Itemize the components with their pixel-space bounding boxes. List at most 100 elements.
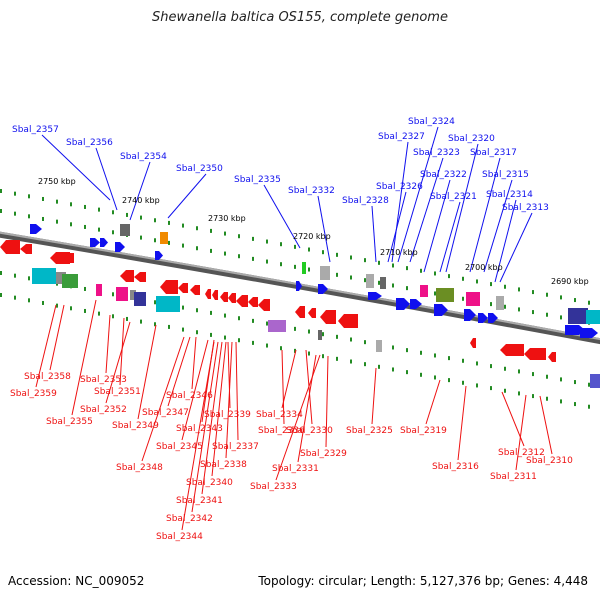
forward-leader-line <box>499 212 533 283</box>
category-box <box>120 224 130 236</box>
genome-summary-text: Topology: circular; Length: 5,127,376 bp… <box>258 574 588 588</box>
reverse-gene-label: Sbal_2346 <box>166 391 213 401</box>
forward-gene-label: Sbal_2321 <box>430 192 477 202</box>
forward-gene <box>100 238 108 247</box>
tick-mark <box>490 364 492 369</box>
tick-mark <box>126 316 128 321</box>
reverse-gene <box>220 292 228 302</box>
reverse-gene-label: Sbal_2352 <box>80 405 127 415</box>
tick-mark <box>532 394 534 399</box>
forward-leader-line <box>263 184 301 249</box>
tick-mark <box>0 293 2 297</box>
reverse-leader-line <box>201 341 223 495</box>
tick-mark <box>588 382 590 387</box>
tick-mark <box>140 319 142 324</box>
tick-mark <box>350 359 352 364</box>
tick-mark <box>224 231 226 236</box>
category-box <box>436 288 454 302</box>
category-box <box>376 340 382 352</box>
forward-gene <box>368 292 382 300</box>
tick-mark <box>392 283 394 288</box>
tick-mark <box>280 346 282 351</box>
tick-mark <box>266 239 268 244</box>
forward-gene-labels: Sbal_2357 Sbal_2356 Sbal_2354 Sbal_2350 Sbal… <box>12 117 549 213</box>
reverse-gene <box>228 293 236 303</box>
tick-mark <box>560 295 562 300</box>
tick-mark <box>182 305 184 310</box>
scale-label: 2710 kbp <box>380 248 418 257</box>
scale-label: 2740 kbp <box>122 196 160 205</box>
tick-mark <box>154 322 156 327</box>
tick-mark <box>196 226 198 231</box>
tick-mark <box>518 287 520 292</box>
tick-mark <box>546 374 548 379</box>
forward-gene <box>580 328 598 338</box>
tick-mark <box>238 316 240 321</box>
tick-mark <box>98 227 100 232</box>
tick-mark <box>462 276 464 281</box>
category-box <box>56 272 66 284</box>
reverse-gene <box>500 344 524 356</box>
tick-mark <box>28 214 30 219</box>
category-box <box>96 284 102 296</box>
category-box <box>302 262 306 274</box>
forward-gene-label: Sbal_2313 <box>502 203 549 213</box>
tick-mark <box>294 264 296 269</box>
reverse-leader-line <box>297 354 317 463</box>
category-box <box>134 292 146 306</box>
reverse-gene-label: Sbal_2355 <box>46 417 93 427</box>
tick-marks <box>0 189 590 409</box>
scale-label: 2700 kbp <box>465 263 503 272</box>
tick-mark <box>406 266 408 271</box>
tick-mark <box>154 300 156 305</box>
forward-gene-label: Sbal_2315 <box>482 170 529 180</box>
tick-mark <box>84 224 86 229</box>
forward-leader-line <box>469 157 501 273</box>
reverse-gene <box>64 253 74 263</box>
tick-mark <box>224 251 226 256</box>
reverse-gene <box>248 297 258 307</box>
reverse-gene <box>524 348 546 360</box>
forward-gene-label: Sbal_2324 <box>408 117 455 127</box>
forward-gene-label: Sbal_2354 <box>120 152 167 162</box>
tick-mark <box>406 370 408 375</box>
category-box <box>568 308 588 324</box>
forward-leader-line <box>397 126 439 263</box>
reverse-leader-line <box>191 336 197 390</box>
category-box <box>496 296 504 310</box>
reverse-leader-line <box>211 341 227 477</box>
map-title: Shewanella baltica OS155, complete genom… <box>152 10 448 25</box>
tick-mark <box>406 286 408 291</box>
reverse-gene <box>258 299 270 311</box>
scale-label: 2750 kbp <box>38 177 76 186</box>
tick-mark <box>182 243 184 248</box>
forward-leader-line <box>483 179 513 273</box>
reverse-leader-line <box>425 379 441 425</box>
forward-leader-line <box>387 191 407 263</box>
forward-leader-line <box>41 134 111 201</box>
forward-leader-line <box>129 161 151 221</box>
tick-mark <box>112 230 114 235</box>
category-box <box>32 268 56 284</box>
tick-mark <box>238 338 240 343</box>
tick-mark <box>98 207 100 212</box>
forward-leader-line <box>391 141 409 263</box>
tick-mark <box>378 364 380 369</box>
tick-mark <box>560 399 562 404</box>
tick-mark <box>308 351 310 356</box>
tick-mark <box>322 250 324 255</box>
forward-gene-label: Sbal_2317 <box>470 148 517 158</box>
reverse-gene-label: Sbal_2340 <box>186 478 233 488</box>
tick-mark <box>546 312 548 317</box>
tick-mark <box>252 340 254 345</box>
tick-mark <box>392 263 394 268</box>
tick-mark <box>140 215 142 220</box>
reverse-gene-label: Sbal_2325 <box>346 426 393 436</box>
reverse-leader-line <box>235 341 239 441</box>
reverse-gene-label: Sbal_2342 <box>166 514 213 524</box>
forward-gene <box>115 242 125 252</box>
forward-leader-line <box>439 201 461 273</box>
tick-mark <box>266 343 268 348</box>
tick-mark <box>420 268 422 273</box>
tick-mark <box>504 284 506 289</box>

§ EXERCISE DETAILS
Give the count of lines containing the word "scale" in the listing, and no other text.

§ SOLUTION FOR THIS EXERCISE
4